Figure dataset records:
++++++
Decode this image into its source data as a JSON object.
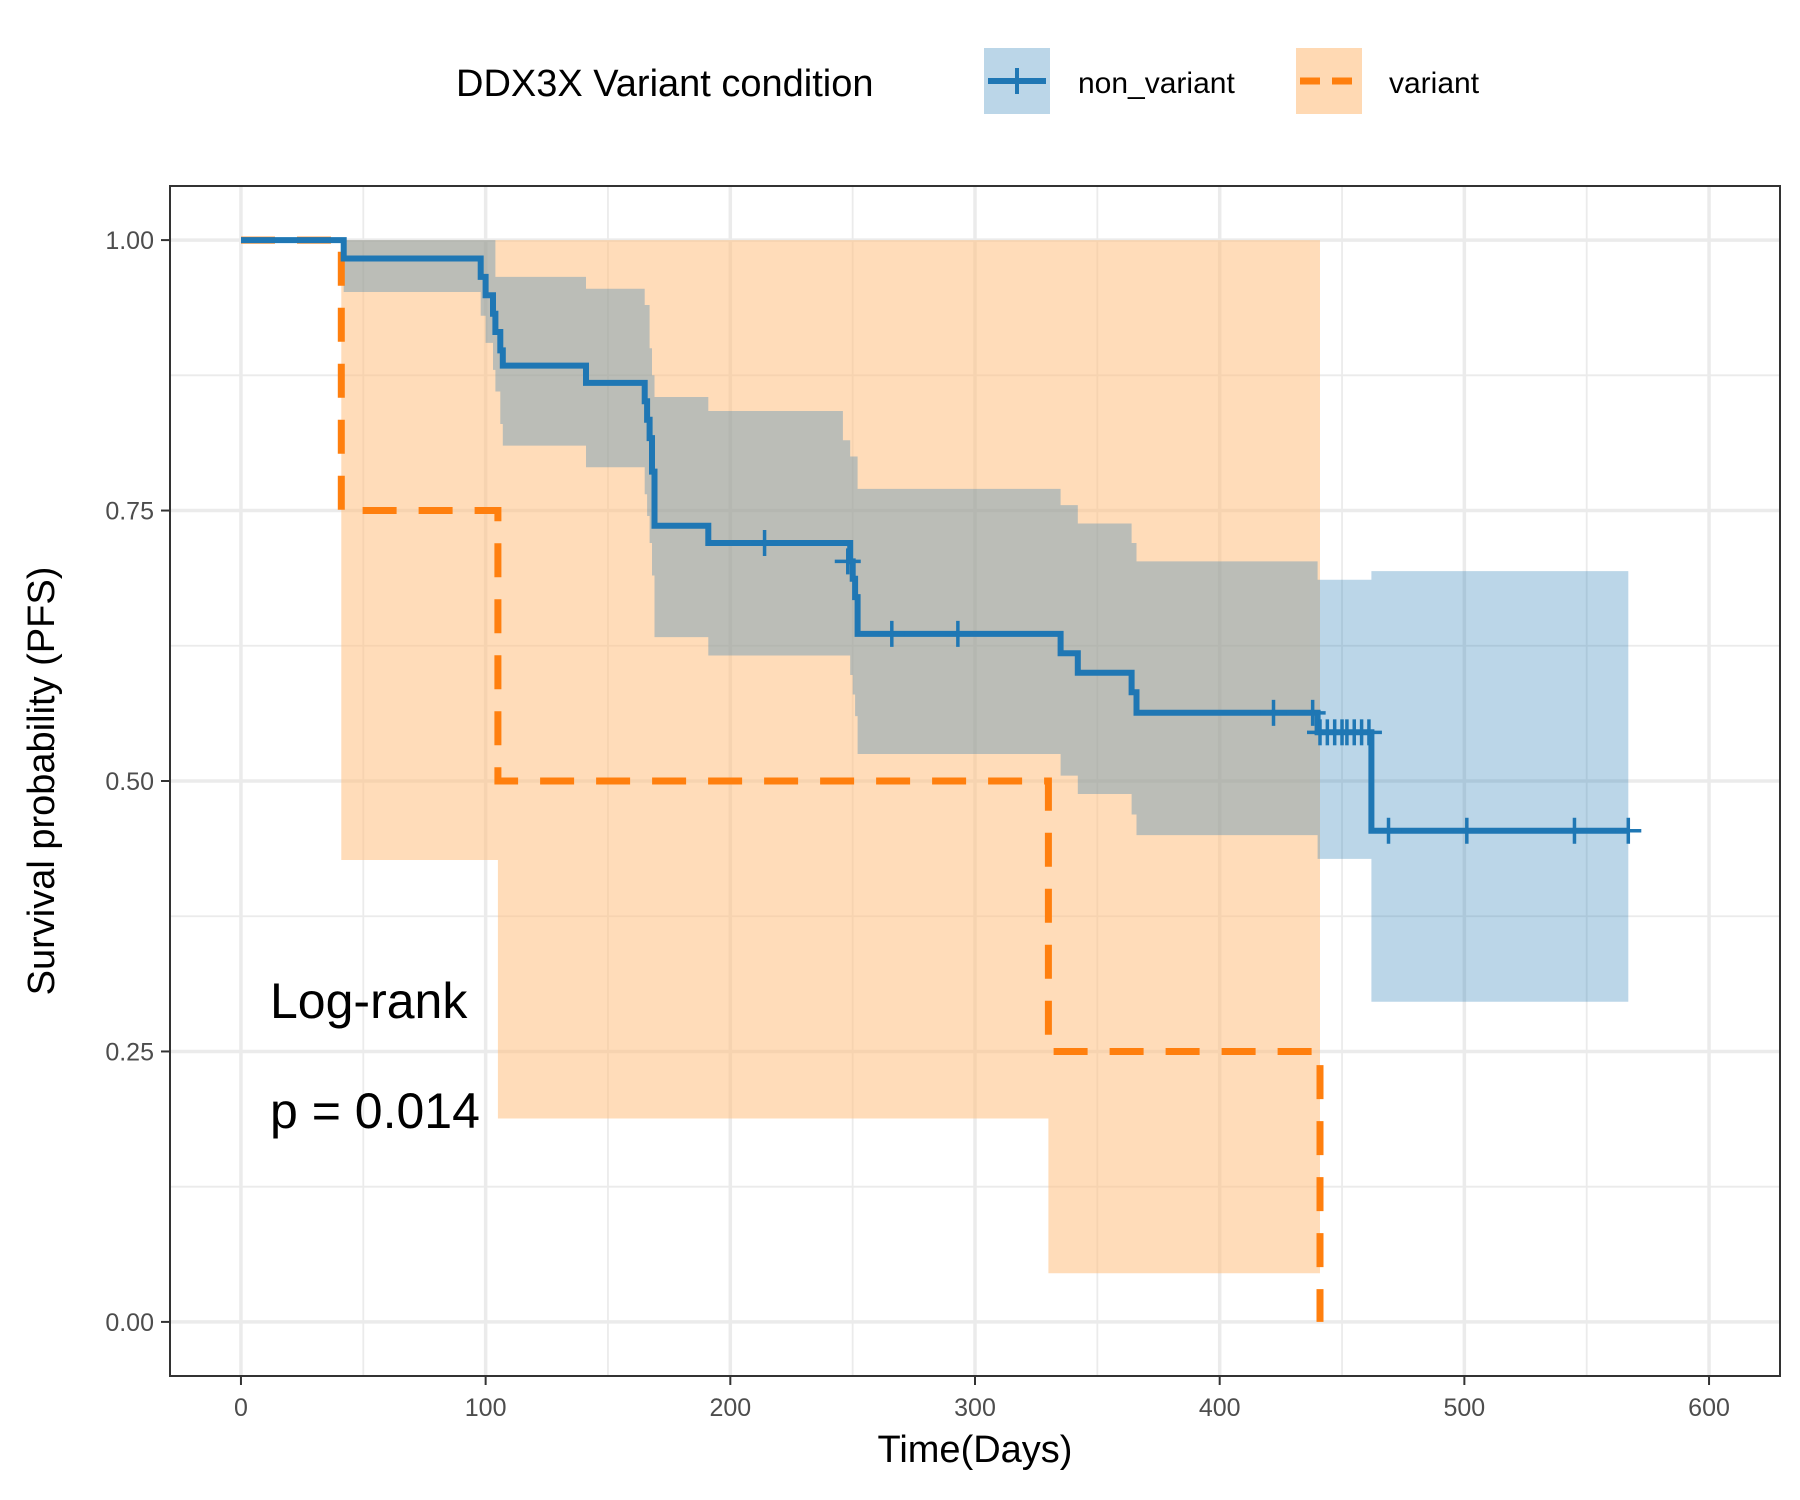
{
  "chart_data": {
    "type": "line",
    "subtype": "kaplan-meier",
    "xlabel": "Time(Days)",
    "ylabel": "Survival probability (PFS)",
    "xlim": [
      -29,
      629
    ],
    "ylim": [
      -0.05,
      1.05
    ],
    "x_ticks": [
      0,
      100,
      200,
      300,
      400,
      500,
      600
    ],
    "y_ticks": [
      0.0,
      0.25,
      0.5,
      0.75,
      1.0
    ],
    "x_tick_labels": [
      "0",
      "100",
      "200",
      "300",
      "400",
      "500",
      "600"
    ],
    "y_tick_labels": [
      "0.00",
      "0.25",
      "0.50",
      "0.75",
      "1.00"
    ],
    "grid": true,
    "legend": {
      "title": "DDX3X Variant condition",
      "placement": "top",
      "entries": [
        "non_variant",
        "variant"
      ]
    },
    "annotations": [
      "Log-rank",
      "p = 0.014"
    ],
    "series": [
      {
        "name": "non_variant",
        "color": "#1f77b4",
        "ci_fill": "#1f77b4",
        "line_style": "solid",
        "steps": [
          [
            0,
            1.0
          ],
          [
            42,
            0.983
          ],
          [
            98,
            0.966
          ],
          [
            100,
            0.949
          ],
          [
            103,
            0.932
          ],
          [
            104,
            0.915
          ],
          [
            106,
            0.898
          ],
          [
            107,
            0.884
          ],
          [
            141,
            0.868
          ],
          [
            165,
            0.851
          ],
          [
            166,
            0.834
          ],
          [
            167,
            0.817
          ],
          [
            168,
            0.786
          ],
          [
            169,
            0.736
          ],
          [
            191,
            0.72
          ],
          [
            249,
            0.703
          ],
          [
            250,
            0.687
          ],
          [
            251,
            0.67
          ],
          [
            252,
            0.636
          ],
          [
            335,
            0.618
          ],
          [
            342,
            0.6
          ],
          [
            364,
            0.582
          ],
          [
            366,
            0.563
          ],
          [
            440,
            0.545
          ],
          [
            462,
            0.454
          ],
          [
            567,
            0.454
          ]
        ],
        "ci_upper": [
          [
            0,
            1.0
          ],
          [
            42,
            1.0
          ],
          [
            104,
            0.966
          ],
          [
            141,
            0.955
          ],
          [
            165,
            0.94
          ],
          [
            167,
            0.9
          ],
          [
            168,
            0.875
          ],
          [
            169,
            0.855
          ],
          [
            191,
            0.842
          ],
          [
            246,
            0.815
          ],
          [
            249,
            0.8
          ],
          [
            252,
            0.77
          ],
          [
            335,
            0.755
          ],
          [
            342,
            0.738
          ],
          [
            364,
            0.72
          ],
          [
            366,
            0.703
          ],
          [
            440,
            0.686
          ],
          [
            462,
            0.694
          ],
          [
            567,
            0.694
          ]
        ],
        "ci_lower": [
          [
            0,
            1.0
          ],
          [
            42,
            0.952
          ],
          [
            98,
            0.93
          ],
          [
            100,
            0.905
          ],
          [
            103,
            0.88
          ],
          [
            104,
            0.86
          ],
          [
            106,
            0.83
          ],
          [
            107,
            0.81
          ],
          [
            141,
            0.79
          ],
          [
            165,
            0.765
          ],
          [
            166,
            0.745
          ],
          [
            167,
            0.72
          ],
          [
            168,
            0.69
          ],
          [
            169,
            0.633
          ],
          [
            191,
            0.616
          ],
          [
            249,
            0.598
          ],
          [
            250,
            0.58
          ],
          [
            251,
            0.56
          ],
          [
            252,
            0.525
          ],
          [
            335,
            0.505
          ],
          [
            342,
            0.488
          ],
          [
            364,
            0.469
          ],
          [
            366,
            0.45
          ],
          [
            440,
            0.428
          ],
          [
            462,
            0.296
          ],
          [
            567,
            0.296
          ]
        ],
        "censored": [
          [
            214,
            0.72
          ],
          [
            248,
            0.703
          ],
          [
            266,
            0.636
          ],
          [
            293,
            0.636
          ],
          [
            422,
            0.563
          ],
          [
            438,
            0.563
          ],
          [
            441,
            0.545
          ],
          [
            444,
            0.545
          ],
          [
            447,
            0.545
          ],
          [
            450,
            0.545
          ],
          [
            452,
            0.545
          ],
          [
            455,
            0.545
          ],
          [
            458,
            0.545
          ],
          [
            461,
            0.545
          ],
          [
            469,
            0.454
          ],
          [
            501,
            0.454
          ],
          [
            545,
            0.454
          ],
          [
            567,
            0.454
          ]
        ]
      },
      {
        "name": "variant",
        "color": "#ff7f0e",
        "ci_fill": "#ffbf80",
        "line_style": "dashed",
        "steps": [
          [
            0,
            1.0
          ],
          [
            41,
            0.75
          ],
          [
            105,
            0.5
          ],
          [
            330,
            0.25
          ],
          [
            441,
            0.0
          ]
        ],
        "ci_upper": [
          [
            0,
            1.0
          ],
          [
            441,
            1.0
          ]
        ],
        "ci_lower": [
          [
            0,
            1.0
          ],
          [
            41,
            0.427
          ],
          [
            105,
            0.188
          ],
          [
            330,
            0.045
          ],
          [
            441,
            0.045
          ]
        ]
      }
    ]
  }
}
++++++
- Problem to work on: Pictures are excluded; copy all other data exactly as shown.

- Exercise solution:
Decode this image into its source data as a JSON object.
{
  "chart_data": {
    "type": "line",
    "subtype": "kaplan-meier",
    "xlabel": "Time(Days)",
    "ylabel": "Survival probability (PFS)",
    "xlim": [
      -29,
      629
    ],
    "ylim": [
      -0.05,
      1.05
    ],
    "x_ticks": [
      0,
      100,
      200,
      300,
      400,
      500,
      600
    ],
    "y_ticks": [
      0.0,
      0.25,
      0.5,
      0.75,
      1.0
    ],
    "x_tick_labels": [
      "0",
      "100",
      "200",
      "300",
      "400",
      "500",
      "600"
    ],
    "y_tick_labels": [
      "0.00",
      "0.25",
      "0.50",
      "0.75",
      "1.00"
    ],
    "grid": true,
    "legend": {
      "title": "DDX3X Variant condition",
      "placement": "top",
      "entries": [
        "non_variant",
        "variant"
      ]
    },
    "annotations": [
      "Log-rank",
      "p = 0.014"
    ],
    "series": [
      {
        "name": "non_variant",
        "color": "#1f77b4",
        "ci_fill": "#1f77b4",
        "line_style": "solid",
        "steps": [
          [
            0,
            1.0
          ],
          [
            42,
            0.983
          ],
          [
            98,
            0.966
          ],
          [
            100,
            0.949
          ],
          [
            103,
            0.932
          ],
          [
            104,
            0.915
          ],
          [
            106,
            0.898
          ],
          [
            107,
            0.884
          ],
          [
            141,
            0.868
          ],
          [
            165,
            0.851
          ],
          [
            166,
            0.834
          ],
          [
            167,
            0.817
          ],
          [
            168,
            0.786
          ],
          [
            169,
            0.736
          ],
          [
            191,
            0.72
          ],
          [
            249,
            0.703
          ],
          [
            250,
            0.687
          ],
          [
            251,
            0.67
          ],
          [
            252,
            0.636
          ],
          [
            335,
            0.618
          ],
          [
            342,
            0.6
          ],
          [
            364,
            0.582
          ],
          [
            366,
            0.563
          ],
          [
            440,
            0.545
          ],
          [
            462,
            0.454
          ],
          [
            567,
            0.454
          ]
        ],
        "ci_upper": [
          [
            0,
            1.0
          ],
          [
            42,
            1.0
          ],
          [
            104,
            0.966
          ],
          [
            141,
            0.955
          ],
          [
            165,
            0.94
          ],
          [
            167,
            0.9
          ],
          [
            168,
            0.875
          ],
          [
            169,
            0.855
          ],
          [
            191,
            0.842
          ],
          [
            246,
            0.815
          ],
          [
            249,
            0.8
          ],
          [
            252,
            0.77
          ],
          [
            335,
            0.755
          ],
          [
            342,
            0.738
          ],
          [
            364,
            0.72
          ],
          [
            366,
            0.703
          ],
          [
            440,
            0.686
          ],
          [
            462,
            0.694
          ],
          [
            567,
            0.694
          ]
        ],
        "ci_lower": [
          [
            0,
            1.0
          ],
          [
            42,
            0.952
          ],
          [
            98,
            0.93
          ],
          [
            100,
            0.905
          ],
          [
            103,
            0.88
          ],
          [
            104,
            0.86
          ],
          [
            106,
            0.83
          ],
          [
            107,
            0.81
          ],
          [
            141,
            0.79
          ],
          [
            165,
            0.765
          ],
          [
            166,
            0.745
          ],
          [
            167,
            0.72
          ],
          [
            168,
            0.69
          ],
          [
            169,
            0.633
          ],
          [
            191,
            0.616
          ],
          [
            249,
            0.598
          ],
          [
            250,
            0.58
          ],
          [
            251,
            0.56
          ],
          [
            252,
            0.525
          ],
          [
            335,
            0.505
          ],
          [
            342,
            0.488
          ],
          [
            364,
            0.469
          ],
          [
            366,
            0.45
          ],
          [
            440,
            0.428
          ],
          [
            462,
            0.296
          ],
          [
            567,
            0.296
          ]
        ],
        "censored": [
          [
            214,
            0.72
          ],
          [
            248,
            0.703
          ],
          [
            266,
            0.636
          ],
          [
            293,
            0.636
          ],
          [
            422,
            0.563
          ],
          [
            438,
            0.563
          ],
          [
            441,
            0.545
          ],
          [
            444,
            0.545
          ],
          [
            447,
            0.545
          ],
          [
            450,
            0.545
          ],
          [
            452,
            0.545
          ],
          [
            455,
            0.545
          ],
          [
            458,
            0.545
          ],
          [
            461,
            0.545
          ],
          [
            469,
            0.454
          ],
          [
            501,
            0.454
          ],
          [
            545,
            0.454
          ],
          [
            567,
            0.454
          ]
        ]
      },
      {
        "name": "variant",
        "color": "#ff7f0e",
        "ci_fill": "#ffbf80",
        "line_style": "dashed",
        "steps": [
          [
            0,
            1.0
          ],
          [
            41,
            0.75
          ],
          [
            105,
            0.5
          ],
          [
            330,
            0.25
          ],
          [
            441,
            0.0
          ]
        ],
        "ci_upper": [
          [
            0,
            1.0
          ],
          [
            441,
            1.0
          ]
        ],
        "ci_lower": [
          [
            0,
            1.0
          ],
          [
            41,
            0.427
          ],
          [
            105,
            0.188
          ],
          [
            330,
            0.045
          ],
          [
            441,
            0.045
          ]
        ]
      }
    ]
  }
}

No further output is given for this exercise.